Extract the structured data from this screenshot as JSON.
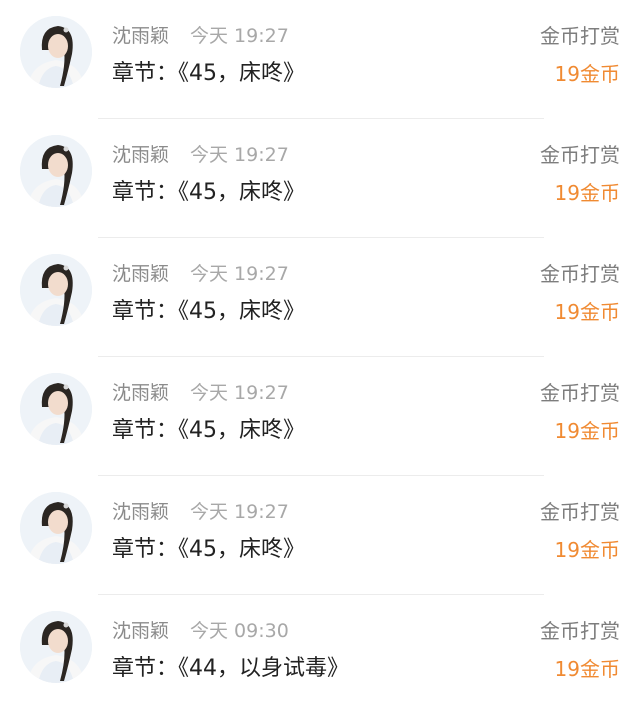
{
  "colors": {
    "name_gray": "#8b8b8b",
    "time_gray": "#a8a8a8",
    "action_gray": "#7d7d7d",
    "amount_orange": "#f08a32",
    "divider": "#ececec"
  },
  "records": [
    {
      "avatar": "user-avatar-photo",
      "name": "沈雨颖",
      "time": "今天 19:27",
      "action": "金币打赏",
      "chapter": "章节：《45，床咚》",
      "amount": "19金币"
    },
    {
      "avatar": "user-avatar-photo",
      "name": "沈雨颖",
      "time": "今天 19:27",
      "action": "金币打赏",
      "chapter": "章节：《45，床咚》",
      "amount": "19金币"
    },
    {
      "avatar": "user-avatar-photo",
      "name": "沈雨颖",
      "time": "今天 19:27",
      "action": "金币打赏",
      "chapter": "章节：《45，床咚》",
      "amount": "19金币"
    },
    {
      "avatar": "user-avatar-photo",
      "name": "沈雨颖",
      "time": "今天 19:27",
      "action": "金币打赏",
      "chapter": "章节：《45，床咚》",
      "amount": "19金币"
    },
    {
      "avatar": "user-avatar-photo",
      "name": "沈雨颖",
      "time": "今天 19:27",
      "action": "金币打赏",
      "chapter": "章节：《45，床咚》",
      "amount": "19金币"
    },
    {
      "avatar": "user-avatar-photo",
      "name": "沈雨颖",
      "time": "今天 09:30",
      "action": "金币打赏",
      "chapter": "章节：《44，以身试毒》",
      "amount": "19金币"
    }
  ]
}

::::

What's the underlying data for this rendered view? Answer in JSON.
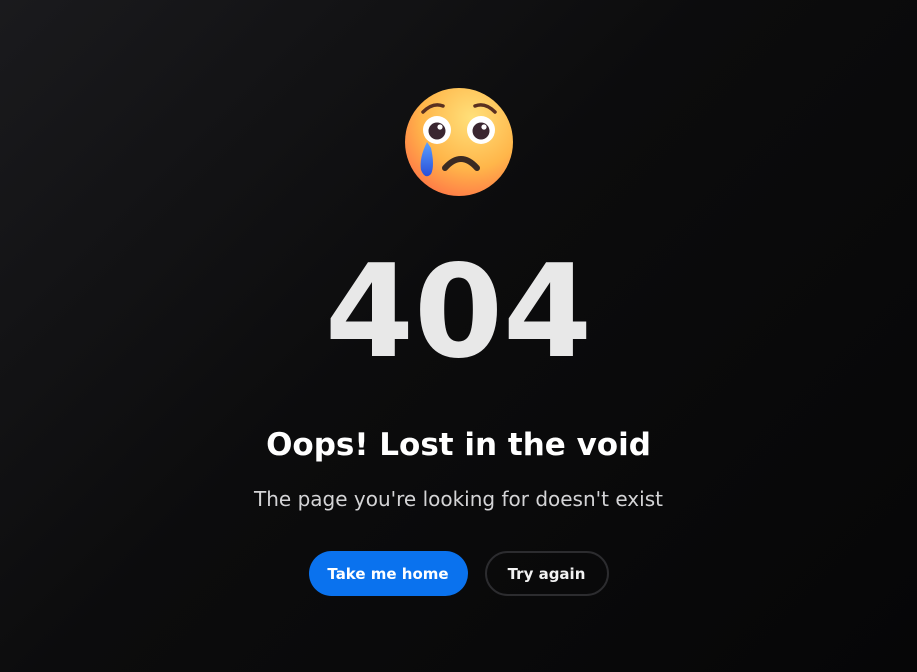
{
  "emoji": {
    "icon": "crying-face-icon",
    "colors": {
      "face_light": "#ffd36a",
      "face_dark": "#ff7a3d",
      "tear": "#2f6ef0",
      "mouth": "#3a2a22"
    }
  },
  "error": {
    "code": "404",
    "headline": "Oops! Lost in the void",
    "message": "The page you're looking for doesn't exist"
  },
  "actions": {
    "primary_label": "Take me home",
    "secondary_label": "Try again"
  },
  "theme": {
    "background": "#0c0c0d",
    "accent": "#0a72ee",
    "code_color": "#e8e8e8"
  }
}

::::

Exercise: Check each line above for the string "data" and show the ones that have it.

Output of the exercise:
Extract the structured data from this screenshot as JSON.
What's the underlying data for this rendered view? Answer in JSON.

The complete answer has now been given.